-- begin SUPPLIED RECORDS --
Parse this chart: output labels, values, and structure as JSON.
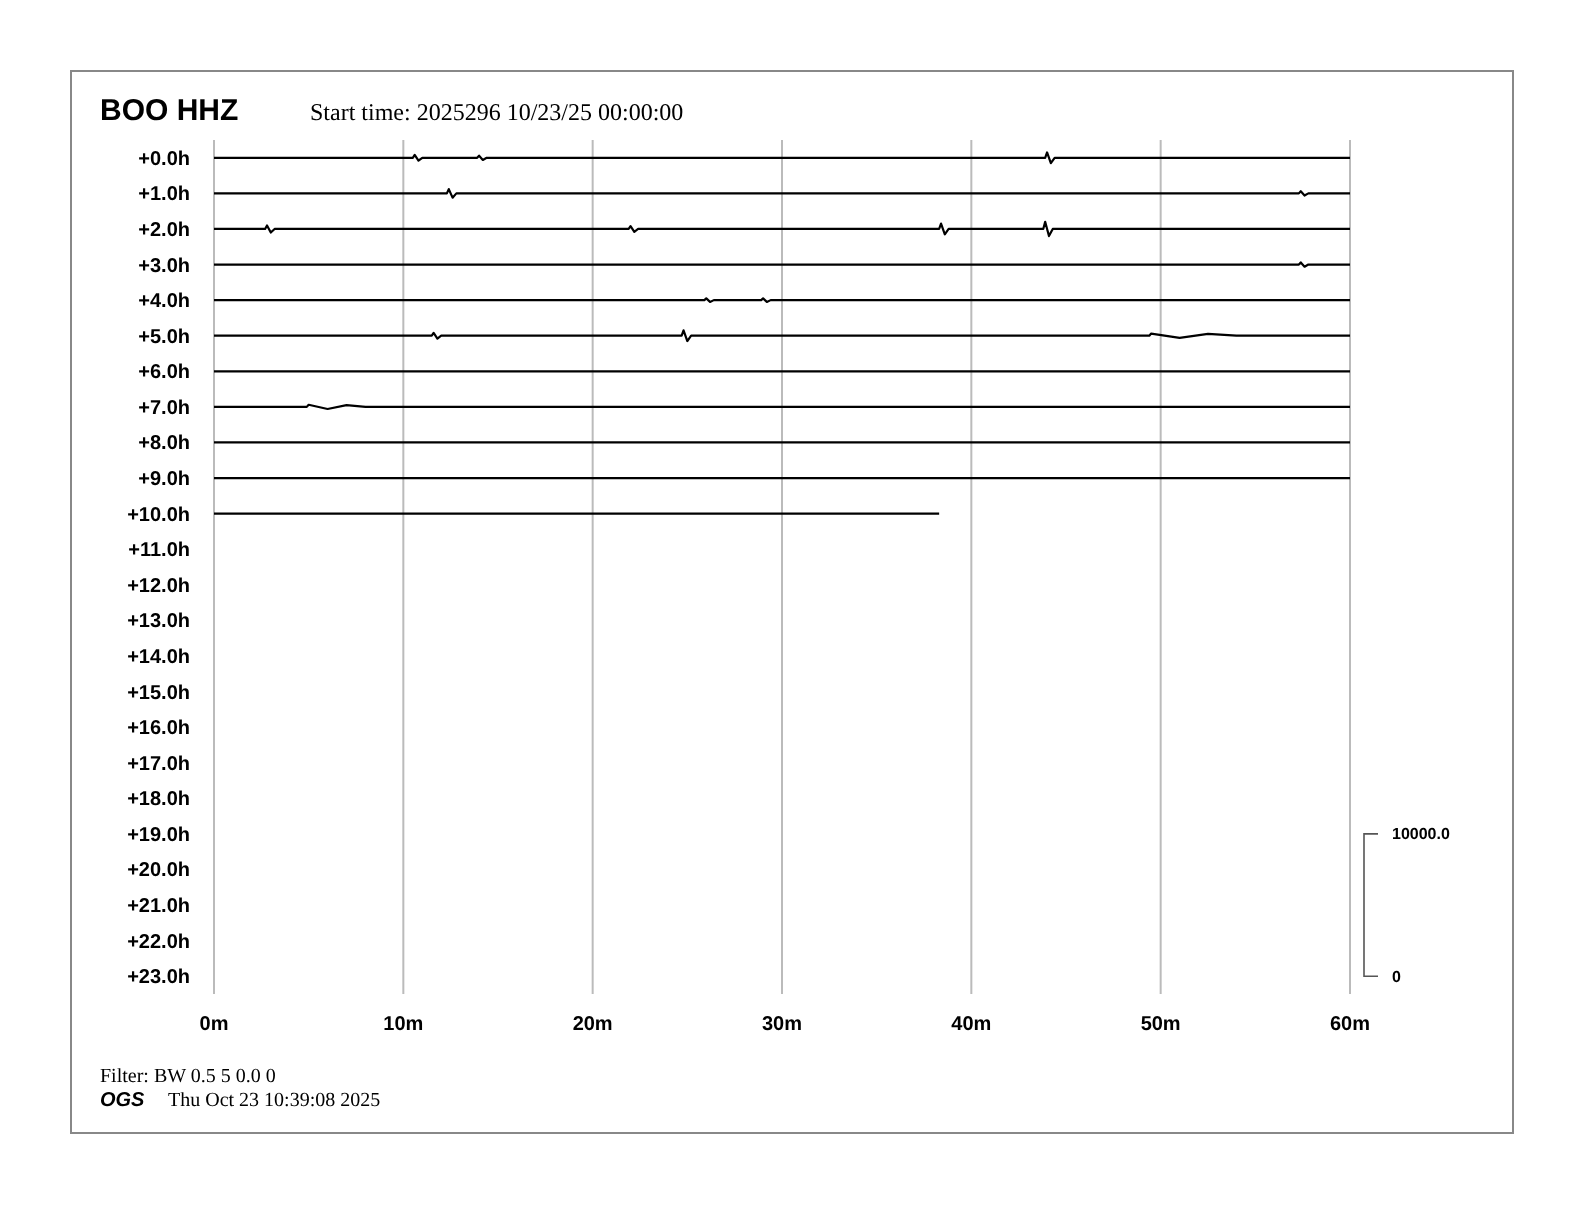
{
  "chart_data": {
    "type": "line",
    "title": "BOO HHZ",
    "subtitle": "Start time: 2025296 10/23/25 00:00:00",
    "annotations": [
      "Filter: BW 0.5 5 0.0 0",
      "OGS",
      "Thu Oct 23 10:39:08 2025",
      "10000.0",
      "0"
    ],
    "xlim": [
      0,
      60
    ],
    "xticks": [
      {
        "value": 0,
        "label": "0m"
      },
      {
        "value": 10,
        "label": "10m"
      },
      {
        "value": 20,
        "label": "20m"
      },
      {
        "value": 30,
        "label": "30m"
      },
      {
        "value": 40,
        "label": "40m"
      },
      {
        "value": 50,
        "label": "50m"
      },
      {
        "value": 60,
        "label": "60m"
      }
    ],
    "ylim": [
      23.5,
      -0.5
    ],
    "yticks": [
      {
        "value": 0,
        "label": "+0.0h"
      },
      {
        "value": 1,
        "label": "+1.0h"
      },
      {
        "value": 2,
        "label": "+2.0h"
      },
      {
        "value": 3,
        "label": "+3.0h"
      },
      {
        "value": 4,
        "label": "+4.0h"
      },
      {
        "value": 5,
        "label": "+5.0h"
      },
      {
        "value": 6,
        "label": "+6.0h"
      },
      {
        "value": 7,
        "label": "+7.0h"
      },
      {
        "value": 8,
        "label": "+8.0h"
      },
      {
        "value": 9,
        "label": "+9.0h"
      },
      {
        "value": 10,
        "label": "+10.0h"
      },
      {
        "value": 11,
        "label": "+11.0h"
      },
      {
        "value": 12,
        "label": "+12.0h"
      },
      {
        "value": 13,
        "label": "+13.0h"
      },
      {
        "value": 14,
        "label": "+14.0h"
      },
      {
        "value": 15,
        "label": "+15.0h"
      },
      {
        "value": 16,
        "label": "+16.0h"
      },
      {
        "value": 17,
        "label": "+17.0h"
      },
      {
        "value": 18,
        "label": "+18.0h"
      },
      {
        "value": 19,
        "label": "+19.0h"
      },
      {
        "value": 20,
        "label": "+20.0h"
      },
      {
        "value": 21,
        "label": "+21.0h"
      },
      {
        "value": 22,
        "label": "+22.0h"
      },
      {
        "value": 23,
        "label": "+23.0h"
      }
    ],
    "grid": "x",
    "line_style": "solid",
    "series": [
      {
        "color": "#000000",
        "x": [
          0,
          10.5,
          10.6,
          10.8,
          11,
          13.9,
          14,
          14.2,
          14.4,
          43.9,
          44,
          44.2,
          44.4,
          60
        ],
        "values": [
          0,
          0,
          -0.08,
          0.08,
          0,
          0,
          -0.06,
          0.06,
          0,
          0,
          -0.15,
          0.15,
          0,
          0
        ]
      },
      {
        "color": "#000000",
        "x": [
          0,
          12.3,
          12.4,
          12.6,
          12.8,
          57.3,
          57.4,
          57.6,
          57.8,
          60
        ],
        "values": [
          1,
          1,
          0.88,
          1.12,
          1,
          1,
          0.94,
          1.06,
          1,
          1
        ]
      },
      {
        "color": "#000000",
        "x": [
          0,
          2.7,
          2.8,
          3,
          3.2,
          21.9,
          22,
          22.2,
          22.4,
          38.3,
          38.4,
          38.6,
          38.8,
          43.8,
          43.9,
          44.1,
          44.3,
          60
        ],
        "values": [
          2,
          2,
          1.9,
          2.1,
          2,
          2,
          1.92,
          2.08,
          2,
          2,
          1.85,
          2.15,
          2,
          2,
          1.8,
          2.2,
          2,
          2
        ]
      },
      {
        "color": "#000000",
        "x": [
          0,
          57.3,
          57.4,
          57.6,
          57.8,
          60
        ],
        "values": [
          3,
          3,
          2.94,
          3.06,
          3,
          3
        ]
      },
      {
        "color": "#000000",
        "x": [
          0,
          25.9,
          26,
          26.2,
          26.4,
          28.9,
          29,
          29.2,
          29.4,
          60
        ],
        "values": [
          4,
          4,
          3.95,
          4.05,
          4,
          4,
          3.95,
          4.05,
          4,
          4
        ]
      },
      {
        "color": "#000000",
        "x": [
          0,
          11.5,
          11.6,
          11.8,
          12,
          24.7,
          24.8,
          25,
          25.2,
          49.4,
          49.5,
          51,
          52.5,
          54,
          60
        ],
        "values": [
          5,
          5,
          4.92,
          5.08,
          5,
          5,
          4.85,
          5.15,
          5,
          5,
          4.94,
          5.06,
          4.95,
          5,
          5
        ]
      },
      {
        "color": "#000000",
        "x": [
          0,
          60
        ],
        "values": [
          6,
          6
        ]
      },
      {
        "color": "#000000",
        "x": [
          0,
          4.9,
          5,
          6,
          7,
          8,
          60
        ],
        "values": [
          7,
          7,
          6.94,
          7.06,
          6.95,
          7,
          7
        ]
      },
      {
        "color": "#000000",
        "x": [
          0,
          60
        ],
        "values": [
          8,
          8
        ]
      },
      {
        "color": "#000000",
        "x": [
          0,
          60
        ],
        "values": [
          9,
          9
        ]
      },
      {
        "color": "#000000",
        "x": [
          0,
          38.3
        ],
        "values": [
          10,
          10
        ]
      }
    ]
  }
}
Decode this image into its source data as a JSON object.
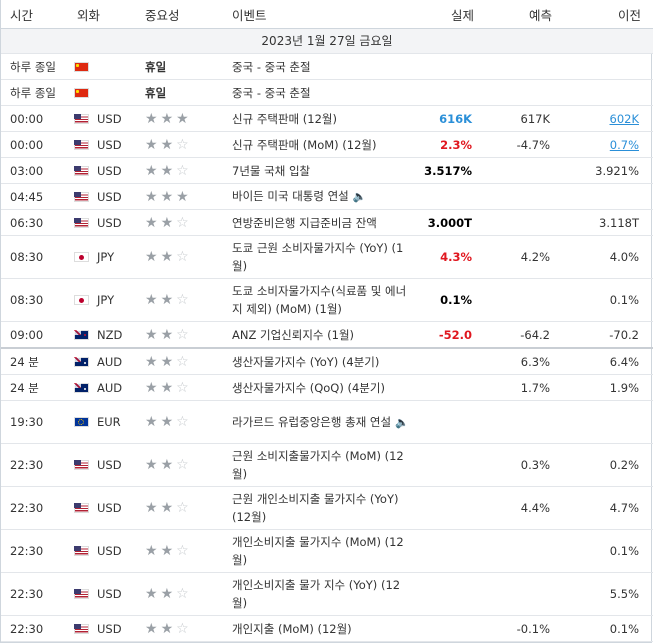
-- end SUPPLIED RECORDS --
AIM OF THE EXERCISE — Repeat each record exactly, with the pictures left out.

FULL ANSWER —
Parse this chart: output labels, values, and structure as JSON.
{
  "chart_data": {
    "type": "line",
    "title": "BOO HHZ",
    "subtitle": "Start time: 2025296 10/23/25 00:00:00",
    "annotations": [
      "Filter: BW 0.5 5 0.0 0",
      "OGS",
      "Thu Oct 23 10:39:08 2025",
      "10000.0",
      "0"
    ],
    "xlim": [
      0,
      60
    ],
    "xticks": [
      {
        "value": 0,
        "label": "0m"
      },
      {
        "value": 10,
        "label": "10m"
      },
      {
        "value": 20,
        "label": "20m"
      },
      {
        "value": 30,
        "label": "30m"
      },
      {
        "value": 40,
        "label": "40m"
      },
      {
        "value": 50,
        "label": "50m"
      },
      {
        "value": 60,
        "label": "60m"
      }
    ],
    "ylim": [
      23.5,
      -0.5
    ],
    "yticks": [
      {
        "value": 0,
        "label": "+0.0h"
      },
      {
        "value": 1,
        "label": "+1.0h"
      },
      {
        "value": 2,
        "label": "+2.0h"
      },
      {
        "value": 3,
        "label": "+3.0h"
      },
      {
        "value": 4,
        "label": "+4.0h"
      },
      {
        "value": 5,
        "label": "+5.0h"
      },
      {
        "value": 6,
        "label": "+6.0h"
      },
      {
        "value": 7,
        "label": "+7.0h"
      },
      {
        "value": 8,
        "label": "+8.0h"
      },
      {
        "value": 9,
        "label": "+9.0h"
      },
      {
        "value": 10,
        "label": "+10.0h"
      },
      {
        "value": 11,
        "label": "+11.0h"
      },
      {
        "value": 12,
        "label": "+12.0h"
      },
      {
        "value": 13,
        "label": "+13.0h"
      },
      {
        "value": 14,
        "label": "+14.0h"
      },
      {
        "value": 15,
        "label": "+15.0h"
      },
      {
        "value": 16,
        "label": "+16.0h"
      },
      {
        "value": 17,
        "label": "+17.0h"
      },
      {
        "value": 18,
        "label": "+18.0h"
      },
      {
        "value": 19,
        "label": "+19.0h"
      },
      {
        "value": 20,
        "label": "+20.0h"
      },
      {
        "value": 21,
        "label": "+21.0h"
      },
      {
        "value": 22,
        "label": "+22.0h"
      },
      {
        "value": 23,
        "label": "+23.0h"
      }
    ],
    "grid": "x",
    "line_style": "solid",
    "series": [
      {
        "color": "#000000",
        "x": [
          0,
          10.5,
          10.6,
          10.8,
          11,
          13.9,
          14,
          14.2,
          14.4,
          43.9,
          44,
          44.2,
          44.4,
          60
        ],
        "values": [
          0,
          0,
          -0.08,
          0.08,
          0,
          0,
          -0.06,
          0.06,
          0,
          0,
          -0.15,
          0.15,
          0,
          0
        ]
      },
      {
        "color": "#000000",
        "x": [
          0,
          12.3,
          12.4,
          12.6,
          12.8,
          57.3,
          57.4,
          57.6,
          57.8,
          60
        ],
        "values": [
          1,
          1,
          0.88,
          1.12,
          1,
          1,
          0.94,
          1.06,
          1,
          1
        ]
      },
      {
        "color": "#000000",
        "x": [
          0,
          2.7,
          2.8,
          3,
          3.2,
          21.9,
          22,
          22.2,
          22.4,
          38.3,
          38.4,
          38.6,
          38.8,
          43.8,
          43.9,
          44.1,
          44.3,
          60
        ],
        "values": [
          2,
          2,
          1.9,
          2.1,
          2,
          2,
          1.92,
          2.08,
          2,
          2,
          1.85,
          2.15,
          2,
          2,
          1.8,
          2.2,
          2,
          2
        ]
      },
      {
        "color": "#000000",
        "x": [
          0,
          57.3,
          57.4,
          57.6,
          57.8,
          60
        ],
        "values": [
          3,
          3,
          2.94,
          3.06,
          3,
          3
        ]
      },
      {
        "color": "#000000",
        "x": [
          0,
          25.9,
          26,
          26.2,
          26.4,
          28.9,
          29,
          29.2,
          29.4,
          60
        ],
        "values": [
          4,
          4,
          3.95,
          4.05,
          4,
          4,
          3.95,
          4.05,
          4,
          4
        ]
      },
      {
        "color": "#000000",
        "x": [
          0,
          11.5,
          11.6,
          11.8,
          12,
          24.7,
          24.8,
          25,
          25.2,
          49.4,
          49.5,
          51,
          52.5,
          54,
          60
        ],
        "values": [
          5,
          5,
          4.92,
          5.08,
          5,
          5,
          4.85,
          5.15,
          5,
          5,
          4.94,
          5.06,
          4.95,
          5,
          5
        ]
      },
      {
        "color": "#000000",
        "x": [
          0,
          60
        ],
        "values": [
          6,
          6
        ]
      },
      {
        "color": "#000000",
        "x": [
          0,
          4.9,
          5,
          6,
          7,
          8,
          60
        ],
        "values": [
          7,
          7,
          6.94,
          7.06,
          6.95,
          7,
          7
        ]
      },
      {
        "color": "#000000",
        "x": [
          0,
          60
        ],
        "values": [
          8,
          8
        ]
      },
      {
        "color": "#000000",
        "x": [
          0,
          60
        ],
        "values": [
          9,
          9
        ]
      },
      {
        "color": "#000000",
        "x": [
          0,
          38.3
        ],
        "values": [
          10,
          10
        ]
      }
    ]
  }
}
Decode this image into its source data as a JSON object.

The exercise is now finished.